Quote the lines exactly, beginning with the line that contains "Image is 2296×1623." and ending with, and including, the line that contains "column-number: 5 xyxy=(1816,1171,2186,1204)".

*Excerpted records*.
┌──

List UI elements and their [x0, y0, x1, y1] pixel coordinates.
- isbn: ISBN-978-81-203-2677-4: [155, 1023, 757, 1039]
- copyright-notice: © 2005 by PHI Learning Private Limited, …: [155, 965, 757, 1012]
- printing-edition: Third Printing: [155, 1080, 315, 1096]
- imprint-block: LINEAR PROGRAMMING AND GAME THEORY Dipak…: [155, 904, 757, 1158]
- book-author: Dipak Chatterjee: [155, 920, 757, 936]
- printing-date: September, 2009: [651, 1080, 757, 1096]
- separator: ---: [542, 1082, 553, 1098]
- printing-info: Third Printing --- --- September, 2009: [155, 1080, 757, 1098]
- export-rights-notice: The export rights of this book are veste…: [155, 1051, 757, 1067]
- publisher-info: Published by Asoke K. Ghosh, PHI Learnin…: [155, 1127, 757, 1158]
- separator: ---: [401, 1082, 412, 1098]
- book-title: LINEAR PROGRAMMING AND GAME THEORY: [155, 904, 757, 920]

└──
┌──

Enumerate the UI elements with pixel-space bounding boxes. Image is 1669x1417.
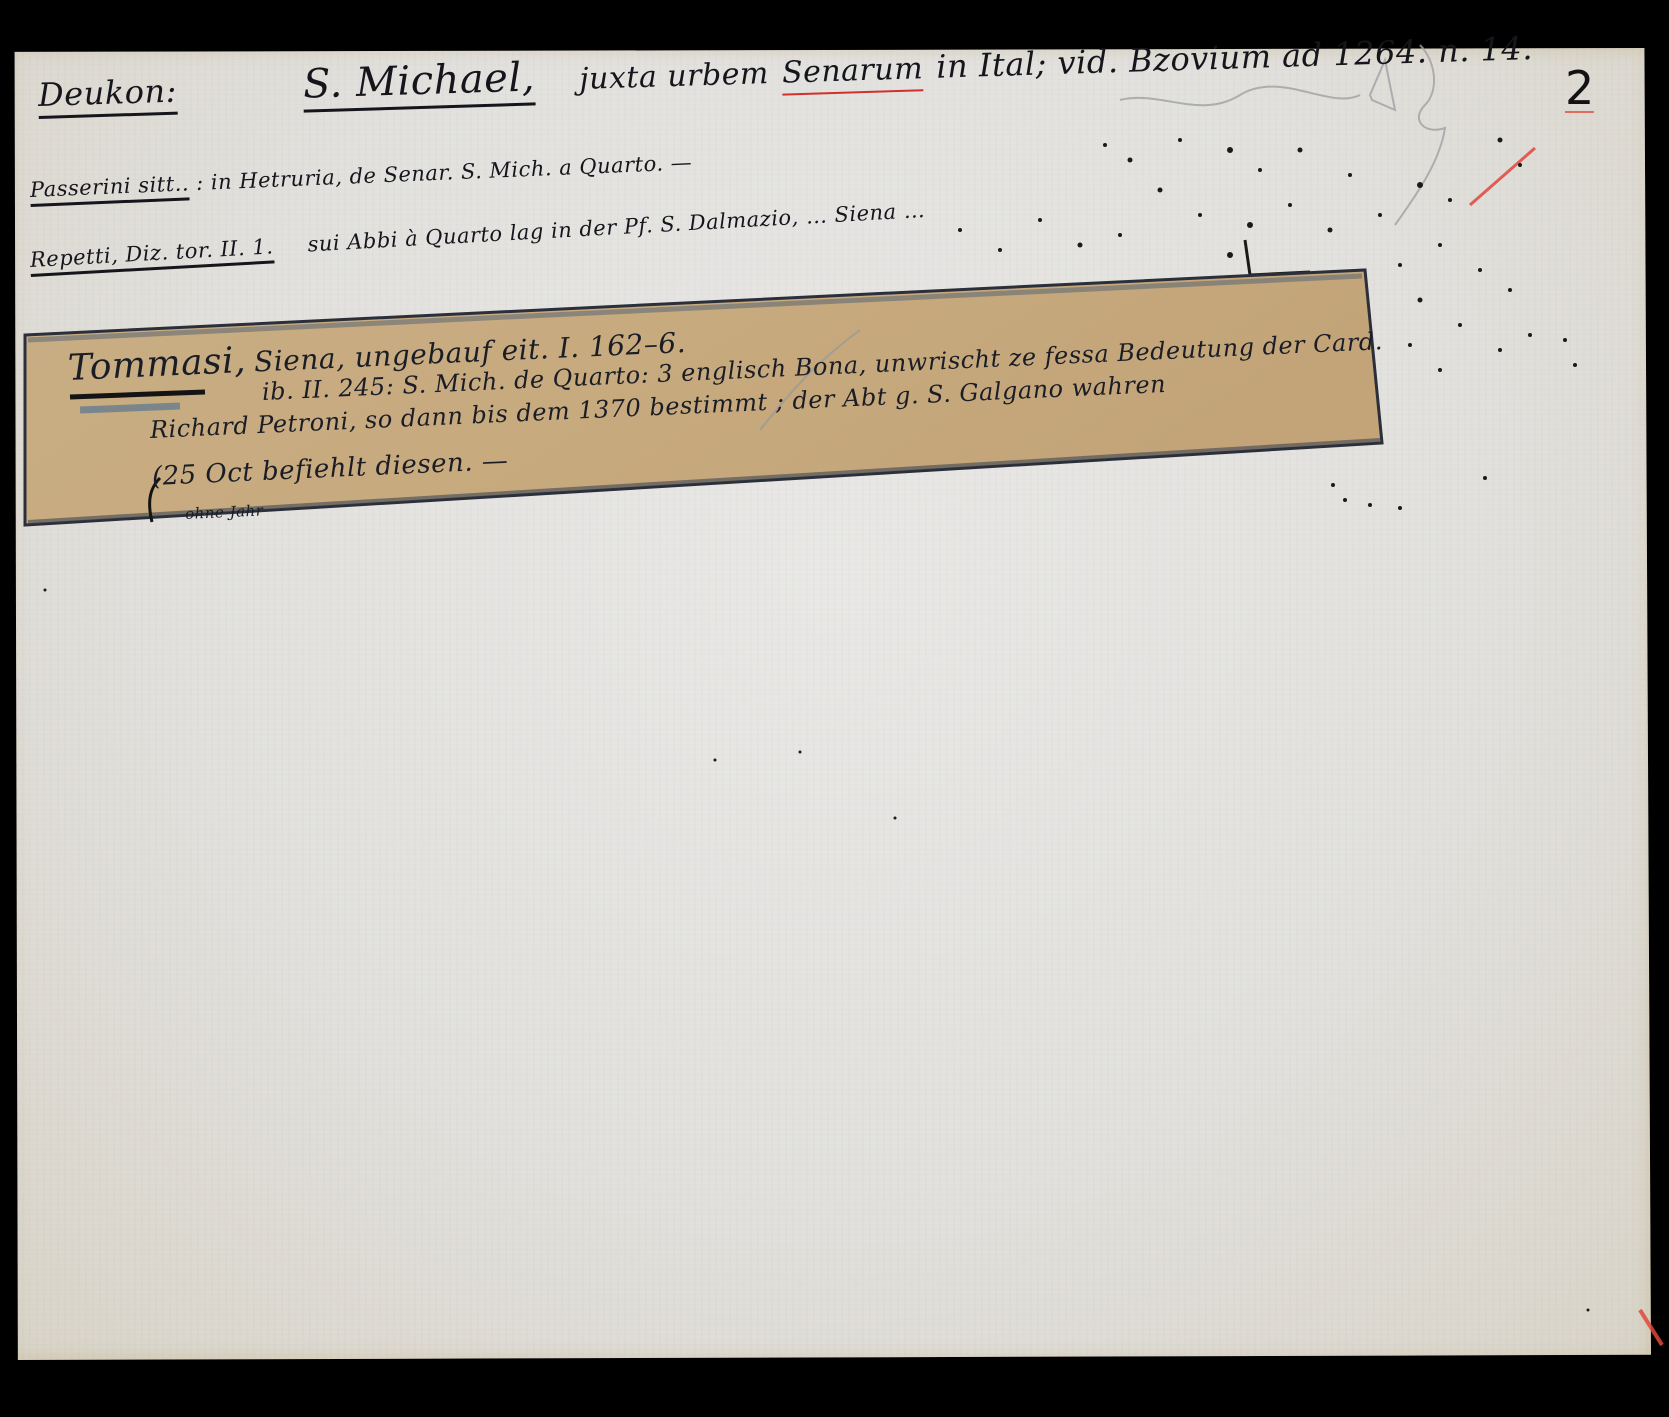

└──
┌──

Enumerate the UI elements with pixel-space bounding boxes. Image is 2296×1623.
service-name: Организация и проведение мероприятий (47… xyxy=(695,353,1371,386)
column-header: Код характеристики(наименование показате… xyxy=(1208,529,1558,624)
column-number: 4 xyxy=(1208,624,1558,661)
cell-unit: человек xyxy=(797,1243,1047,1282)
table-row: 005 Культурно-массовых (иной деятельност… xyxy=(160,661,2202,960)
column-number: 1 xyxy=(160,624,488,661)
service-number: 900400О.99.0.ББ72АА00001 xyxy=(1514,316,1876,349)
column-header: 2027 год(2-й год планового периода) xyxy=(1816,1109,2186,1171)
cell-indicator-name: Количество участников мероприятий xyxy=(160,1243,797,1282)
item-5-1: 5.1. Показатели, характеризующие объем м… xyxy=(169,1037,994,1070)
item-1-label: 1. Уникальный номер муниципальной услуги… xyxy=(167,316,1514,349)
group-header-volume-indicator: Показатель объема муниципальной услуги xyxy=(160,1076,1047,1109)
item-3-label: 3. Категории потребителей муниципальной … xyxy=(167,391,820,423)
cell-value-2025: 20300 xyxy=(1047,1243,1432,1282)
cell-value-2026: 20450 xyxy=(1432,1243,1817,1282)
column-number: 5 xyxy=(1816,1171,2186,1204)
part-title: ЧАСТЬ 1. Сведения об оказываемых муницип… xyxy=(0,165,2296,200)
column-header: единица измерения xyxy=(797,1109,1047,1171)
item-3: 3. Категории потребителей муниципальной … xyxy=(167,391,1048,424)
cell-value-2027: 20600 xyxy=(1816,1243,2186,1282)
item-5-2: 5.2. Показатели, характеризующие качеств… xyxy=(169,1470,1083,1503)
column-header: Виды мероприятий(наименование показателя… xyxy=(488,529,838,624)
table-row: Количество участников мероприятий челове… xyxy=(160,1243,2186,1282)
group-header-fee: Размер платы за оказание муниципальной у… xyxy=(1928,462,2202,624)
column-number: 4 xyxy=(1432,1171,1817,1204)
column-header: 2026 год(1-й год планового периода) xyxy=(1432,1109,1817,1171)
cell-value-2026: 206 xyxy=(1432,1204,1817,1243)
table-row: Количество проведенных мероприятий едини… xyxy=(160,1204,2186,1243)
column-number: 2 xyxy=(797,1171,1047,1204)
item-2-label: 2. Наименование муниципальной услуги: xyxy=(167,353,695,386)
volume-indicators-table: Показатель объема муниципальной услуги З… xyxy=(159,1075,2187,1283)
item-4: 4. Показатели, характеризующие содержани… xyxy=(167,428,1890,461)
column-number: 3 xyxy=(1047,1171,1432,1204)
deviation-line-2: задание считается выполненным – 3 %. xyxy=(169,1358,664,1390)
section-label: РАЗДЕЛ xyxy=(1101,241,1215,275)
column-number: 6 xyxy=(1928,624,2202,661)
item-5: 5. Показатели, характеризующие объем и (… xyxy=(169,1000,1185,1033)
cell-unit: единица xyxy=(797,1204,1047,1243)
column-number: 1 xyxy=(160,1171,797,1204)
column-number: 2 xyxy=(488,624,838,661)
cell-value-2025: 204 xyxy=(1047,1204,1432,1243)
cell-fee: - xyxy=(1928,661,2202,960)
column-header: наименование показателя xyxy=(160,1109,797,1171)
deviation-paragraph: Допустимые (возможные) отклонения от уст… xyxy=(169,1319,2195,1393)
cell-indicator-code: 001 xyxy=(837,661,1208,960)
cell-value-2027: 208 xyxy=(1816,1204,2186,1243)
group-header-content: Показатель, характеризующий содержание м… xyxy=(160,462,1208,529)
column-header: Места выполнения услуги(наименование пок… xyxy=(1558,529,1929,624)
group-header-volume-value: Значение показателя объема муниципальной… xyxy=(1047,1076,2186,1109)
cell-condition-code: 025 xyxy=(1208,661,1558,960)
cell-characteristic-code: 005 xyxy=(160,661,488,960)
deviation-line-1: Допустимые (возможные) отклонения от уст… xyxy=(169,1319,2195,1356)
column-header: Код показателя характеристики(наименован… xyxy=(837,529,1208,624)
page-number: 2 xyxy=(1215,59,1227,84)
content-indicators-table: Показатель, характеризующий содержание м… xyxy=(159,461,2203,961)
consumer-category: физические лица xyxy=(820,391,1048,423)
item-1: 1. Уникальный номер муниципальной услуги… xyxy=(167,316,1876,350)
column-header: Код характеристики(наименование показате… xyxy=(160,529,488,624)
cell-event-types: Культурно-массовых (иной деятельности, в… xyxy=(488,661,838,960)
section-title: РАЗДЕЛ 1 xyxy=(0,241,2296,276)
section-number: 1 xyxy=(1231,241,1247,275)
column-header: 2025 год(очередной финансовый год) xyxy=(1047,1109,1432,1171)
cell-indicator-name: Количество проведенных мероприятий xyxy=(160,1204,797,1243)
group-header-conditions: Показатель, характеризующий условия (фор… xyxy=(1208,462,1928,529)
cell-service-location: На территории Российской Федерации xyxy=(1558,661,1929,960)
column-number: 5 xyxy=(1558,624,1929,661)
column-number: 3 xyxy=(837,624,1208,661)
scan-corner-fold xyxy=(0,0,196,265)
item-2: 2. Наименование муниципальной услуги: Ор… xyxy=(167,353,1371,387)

└──

*Completed exercise*.
Enumerate the UI elements with pixel-space bounding boxes. Image is 2296×1623.
service-name: Организация и проведение мероприятий (47… xyxy=(695,353,1371,386)
column-header: Код характеристики(наименование показате… xyxy=(1208,529,1558,624)
column-number: 4 xyxy=(1208,624,1558,661)
cell-unit: человек xyxy=(797,1243,1047,1282)
table-row: 005 Культурно-массовых (иной деятельност… xyxy=(160,661,2202,960)
column-number: 1 xyxy=(160,624,488,661)
service-number: 900400О.99.0.ББ72АА00001 xyxy=(1514,316,1876,349)
column-header: 2027 год(2-й год планового периода) xyxy=(1816,1109,2186,1171)
cell-indicator-name: Количество участников мероприятий xyxy=(160,1243,797,1282)
item-5-1: 5.1. Показатели, характеризующие объем м… xyxy=(169,1037,994,1070)
item-1-label: 1. Уникальный номер муниципальной услуги… xyxy=(167,316,1514,349)
group-header-volume-indicator: Показатель объема муниципальной услуги xyxy=(160,1076,1047,1109)
item-3-label: 3. Категории потребителей муниципальной … xyxy=(167,391,820,423)
cell-value-2025: 20300 xyxy=(1047,1243,1432,1282)
cell-value-2026: 20450 xyxy=(1432,1243,1817,1282)
column-number: 5 xyxy=(1816,1171,2186,1204)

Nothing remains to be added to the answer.